[Begin Information provided]
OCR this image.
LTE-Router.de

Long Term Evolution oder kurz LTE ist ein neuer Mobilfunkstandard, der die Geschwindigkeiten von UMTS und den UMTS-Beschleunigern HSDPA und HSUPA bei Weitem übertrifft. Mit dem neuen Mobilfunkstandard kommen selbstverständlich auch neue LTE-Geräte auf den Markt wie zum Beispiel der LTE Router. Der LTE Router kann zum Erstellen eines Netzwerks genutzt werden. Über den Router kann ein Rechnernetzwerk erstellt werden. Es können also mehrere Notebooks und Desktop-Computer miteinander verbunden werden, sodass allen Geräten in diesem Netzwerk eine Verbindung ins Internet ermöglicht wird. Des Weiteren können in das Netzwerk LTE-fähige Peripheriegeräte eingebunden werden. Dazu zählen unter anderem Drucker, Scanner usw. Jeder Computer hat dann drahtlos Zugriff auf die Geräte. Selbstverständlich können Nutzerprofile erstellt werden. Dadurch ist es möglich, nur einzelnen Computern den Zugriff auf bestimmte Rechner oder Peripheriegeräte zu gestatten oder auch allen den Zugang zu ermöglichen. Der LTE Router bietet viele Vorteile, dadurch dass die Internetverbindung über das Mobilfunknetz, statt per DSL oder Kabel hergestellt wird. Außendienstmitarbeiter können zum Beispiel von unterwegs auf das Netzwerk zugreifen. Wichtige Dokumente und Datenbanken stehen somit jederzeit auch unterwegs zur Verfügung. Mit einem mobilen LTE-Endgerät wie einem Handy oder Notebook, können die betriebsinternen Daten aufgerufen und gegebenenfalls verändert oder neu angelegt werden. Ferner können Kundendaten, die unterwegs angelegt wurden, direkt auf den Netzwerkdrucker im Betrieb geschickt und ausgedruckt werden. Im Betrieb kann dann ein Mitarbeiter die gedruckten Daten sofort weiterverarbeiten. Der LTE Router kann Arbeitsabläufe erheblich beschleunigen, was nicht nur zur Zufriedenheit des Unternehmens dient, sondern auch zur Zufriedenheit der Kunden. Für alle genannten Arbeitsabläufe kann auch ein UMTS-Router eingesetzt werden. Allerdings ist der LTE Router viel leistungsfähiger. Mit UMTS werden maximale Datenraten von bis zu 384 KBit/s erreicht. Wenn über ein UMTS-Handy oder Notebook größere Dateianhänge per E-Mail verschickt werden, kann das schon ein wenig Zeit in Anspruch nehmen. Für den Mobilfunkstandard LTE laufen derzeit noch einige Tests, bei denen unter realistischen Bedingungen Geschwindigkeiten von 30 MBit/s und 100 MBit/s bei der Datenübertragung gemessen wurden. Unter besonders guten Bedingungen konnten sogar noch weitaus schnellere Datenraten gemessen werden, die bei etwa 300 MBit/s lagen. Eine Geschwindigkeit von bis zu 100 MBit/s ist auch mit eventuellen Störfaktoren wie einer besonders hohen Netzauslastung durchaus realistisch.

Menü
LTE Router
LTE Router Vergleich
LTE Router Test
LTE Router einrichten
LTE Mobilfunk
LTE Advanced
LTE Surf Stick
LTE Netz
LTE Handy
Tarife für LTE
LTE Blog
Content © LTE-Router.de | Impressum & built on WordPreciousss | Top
[End Information provided]
### Task instructions
Extract each entry in full and write it down exactly.

### Solution to this task
OCR this image.
LTE-Router.de

Long Term Evolution oder kurz LTE ist ein neuer Mobilfunkstandard, der die Geschwindigkeiten von UMTS und den UMTS-Beschleunigern HSDPA und HSUPA bei Weitem übertrifft. Mit dem neuen Mobilfunkstandard kommen selbstverständlich auch neue LTE-Geräte auf den Markt wie zum Beispiel der LTE Router. Der LTE Router kann zum Erstellen eines Netzwerks genutzt werden. Über den Router kann ein Rechnernetzwerk erstellt werden. Es können also mehrere Notebooks und Desktop-Computer miteinander verbunden werden, sodass allen Geräten in diesem Netzwerk eine Verbindung ins Internet ermöglicht wird. Des Weiteren können in das Netzwerk LTE-fähige Peripheriegeräte eingebunden werden. Dazu zählen unter anderem Drucker, Scanner usw. Jeder Computer hat dann drahtlos Zugriff auf die Geräte. Selbstverständlich können Nutzerprofile erstellt werden. Dadurch ist es möglich, nur einzelnen Computern den Zugriff auf bestimmte Rechner oder Peripheriegeräte zu gestatten oder auch allen den Zugang zu ermöglichen. Der LTE Router bietet viele Vorteile, dadurch dass die Internetverbindung über das Mobilfunknetz, statt per DSL oder Kabel hergestellt wird. Außendienstmitarbeiter können zum Beispiel von unterwegs auf das Netzwerk zugreifen. Wichtige Dokumente und Datenbanken stehen somit jederzeit auch unterwegs zur Verfügung. Mit einem mobilen LTE-Endgerät wie einem Handy oder Notebook, können die betriebsinternen Daten aufgerufen und gegebenenfalls verändert oder neu angelegt werden. Ferner können Kundendaten, die unterwegs angelegt wurden, direkt auf den Netzwerkdrucker im Betrieb geschickt und ausgedruckt werden. Im Betrieb kann dann ein Mitarbeiter die gedruckten Daten sofort weiterverarbeiten. Der LTE Router kann Arbeitsabläufe erheblich beschleunigen, was nicht nur zur Zufriedenheit des Unternehmens dient, sondern auch zur Zufriedenheit der Kunden. Für alle genannten Arbeitsabläufe kann auch ein UMTS-Router eingesetzt werden. Allerdings ist der LTE Router viel leistungsfähiger. Mit UMTS werden maximale Datenraten von bis zu 384 KBit/s erreicht. Wenn über ein UMTS-Handy oder Notebook größere Dateianhänge per E-Mail verschickt werden, kann das schon ein wenig Zeit in Anspruch nehmen. Für den Mobilfunkstandard LTE laufen derzeit noch einige Tests, bei denen unter realistischen Bedingungen Geschwindigkeiten von 30 MBit/s und 100 MBit/s bei der Datenübertragung gemessen wurden. Unter besonders guten Bedingungen konnten sogar noch weitaus schnellere Datenraten gemessen werden, die bei etwa 300 MBit/s lagen. Eine Geschwindigkeit von bis zu 100 MBit/s ist auch mit eventuellen Störfaktoren wie einer besonders hohen Netzauslastung durchaus realistisch.

Menü
LTE Router
LTE Router Vergleich
LTE Router Test
LTE Router einrichten
LTE Mobilfunk
LTE Advanced
LTE Surf Stick
LTE Netz
LTE Handy
Tarife für LTE
LTE Blog
Content © LTE-Router.de | Impressum & built on WordPreciousss | Top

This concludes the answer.